→ **What to do**
Where a line contains the string "почты", copy that line.

A block of data:

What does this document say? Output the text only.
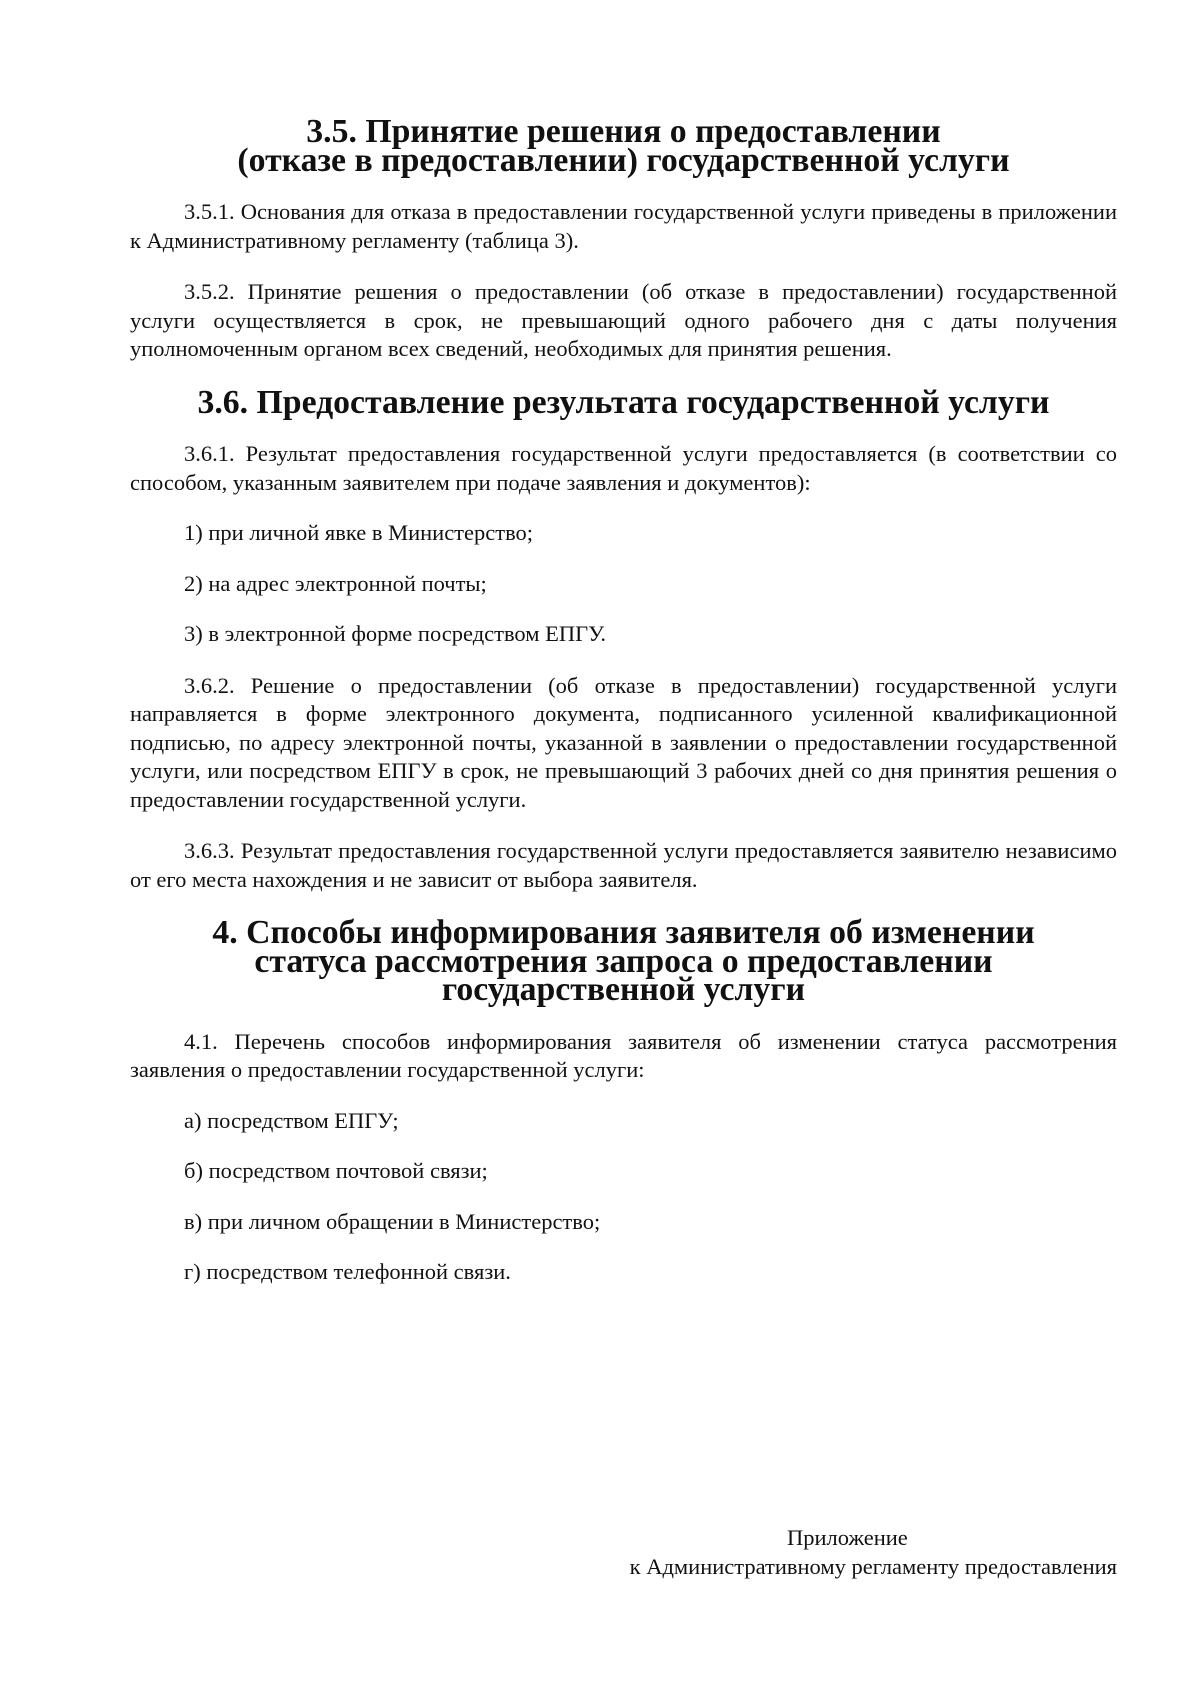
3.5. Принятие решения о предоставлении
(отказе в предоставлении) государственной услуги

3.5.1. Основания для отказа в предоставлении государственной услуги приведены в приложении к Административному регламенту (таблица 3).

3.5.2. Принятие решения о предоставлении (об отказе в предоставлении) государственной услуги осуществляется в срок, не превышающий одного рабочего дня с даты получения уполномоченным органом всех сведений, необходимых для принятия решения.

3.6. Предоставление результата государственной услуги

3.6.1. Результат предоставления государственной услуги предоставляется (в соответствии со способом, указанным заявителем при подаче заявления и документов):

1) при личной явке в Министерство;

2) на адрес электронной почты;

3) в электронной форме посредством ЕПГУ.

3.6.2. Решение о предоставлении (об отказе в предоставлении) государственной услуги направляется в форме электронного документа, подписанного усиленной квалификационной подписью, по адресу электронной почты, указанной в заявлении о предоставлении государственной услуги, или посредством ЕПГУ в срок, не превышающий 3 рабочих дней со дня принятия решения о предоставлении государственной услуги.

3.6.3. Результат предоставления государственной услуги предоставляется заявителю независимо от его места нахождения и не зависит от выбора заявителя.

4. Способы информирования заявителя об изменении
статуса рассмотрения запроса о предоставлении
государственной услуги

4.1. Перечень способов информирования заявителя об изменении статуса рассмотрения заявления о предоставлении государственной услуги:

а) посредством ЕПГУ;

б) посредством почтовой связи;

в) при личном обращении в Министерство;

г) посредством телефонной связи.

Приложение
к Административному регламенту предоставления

→ **Task output**
2) на адрес электронной почты;
3.6.2. Решение о предоставлении (об отказе в предоставлении) государственной услуги направляется в форме электронного документа, подписанного усиленной квалификационной подписью, по адресу электронной почты, указанной в заявлении о предоставлении государственной услуги, или посредством ЕПГУ в срок, не превышающий 3 рабочих дней со дня принятия решения о предоставлении государственной услуги.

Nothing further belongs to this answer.